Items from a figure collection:
+---+

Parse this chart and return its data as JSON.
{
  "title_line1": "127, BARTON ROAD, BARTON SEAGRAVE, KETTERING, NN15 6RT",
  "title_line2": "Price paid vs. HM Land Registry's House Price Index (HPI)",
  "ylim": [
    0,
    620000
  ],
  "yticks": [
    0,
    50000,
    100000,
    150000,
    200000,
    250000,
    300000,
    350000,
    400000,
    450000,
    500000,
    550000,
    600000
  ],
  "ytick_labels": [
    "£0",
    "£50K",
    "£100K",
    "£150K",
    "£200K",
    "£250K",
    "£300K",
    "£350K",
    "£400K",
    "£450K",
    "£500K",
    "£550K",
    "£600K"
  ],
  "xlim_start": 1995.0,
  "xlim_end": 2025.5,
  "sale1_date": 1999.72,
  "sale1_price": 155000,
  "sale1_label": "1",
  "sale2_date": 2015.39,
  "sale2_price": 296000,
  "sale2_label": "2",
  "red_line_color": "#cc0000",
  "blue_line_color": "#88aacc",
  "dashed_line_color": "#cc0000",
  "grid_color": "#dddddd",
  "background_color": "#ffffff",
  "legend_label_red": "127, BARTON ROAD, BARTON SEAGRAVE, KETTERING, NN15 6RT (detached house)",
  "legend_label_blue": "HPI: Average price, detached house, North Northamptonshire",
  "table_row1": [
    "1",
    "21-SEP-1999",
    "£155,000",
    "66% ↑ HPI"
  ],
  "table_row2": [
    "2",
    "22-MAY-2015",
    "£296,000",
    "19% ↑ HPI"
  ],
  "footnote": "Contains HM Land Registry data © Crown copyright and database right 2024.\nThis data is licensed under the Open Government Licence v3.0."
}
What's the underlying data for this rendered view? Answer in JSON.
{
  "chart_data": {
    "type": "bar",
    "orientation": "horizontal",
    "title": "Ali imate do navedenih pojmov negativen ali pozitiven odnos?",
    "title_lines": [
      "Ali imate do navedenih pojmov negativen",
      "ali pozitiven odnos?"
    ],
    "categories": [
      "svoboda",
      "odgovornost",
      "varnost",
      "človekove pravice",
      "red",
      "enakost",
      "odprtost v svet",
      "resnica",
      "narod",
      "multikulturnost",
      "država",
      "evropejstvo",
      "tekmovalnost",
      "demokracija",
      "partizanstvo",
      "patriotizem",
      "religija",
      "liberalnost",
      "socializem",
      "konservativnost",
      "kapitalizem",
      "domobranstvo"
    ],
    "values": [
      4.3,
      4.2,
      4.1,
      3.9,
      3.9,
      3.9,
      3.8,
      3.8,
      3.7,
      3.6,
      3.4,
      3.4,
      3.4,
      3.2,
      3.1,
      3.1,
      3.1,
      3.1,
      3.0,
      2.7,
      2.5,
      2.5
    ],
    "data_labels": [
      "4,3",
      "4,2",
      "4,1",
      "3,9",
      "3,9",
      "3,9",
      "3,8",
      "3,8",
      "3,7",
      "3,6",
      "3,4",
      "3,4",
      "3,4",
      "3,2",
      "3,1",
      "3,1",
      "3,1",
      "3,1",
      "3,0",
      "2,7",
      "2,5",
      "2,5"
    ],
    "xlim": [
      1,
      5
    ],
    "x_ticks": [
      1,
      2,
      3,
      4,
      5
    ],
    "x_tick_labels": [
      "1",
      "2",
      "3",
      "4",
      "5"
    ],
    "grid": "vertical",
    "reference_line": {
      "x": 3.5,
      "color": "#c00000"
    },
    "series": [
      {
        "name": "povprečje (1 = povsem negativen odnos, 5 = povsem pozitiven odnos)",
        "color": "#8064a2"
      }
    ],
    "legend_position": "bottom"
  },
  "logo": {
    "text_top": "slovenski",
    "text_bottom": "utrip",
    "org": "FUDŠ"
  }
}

+---+

* WHAT TO DO: Scan the data above and copy every line with "JSON" in it.

* RESPONSE TO THE EXERCISE:
Parse this chart and return its data as JSON.
What's the underlying data for this rendered view? Answer in JSON.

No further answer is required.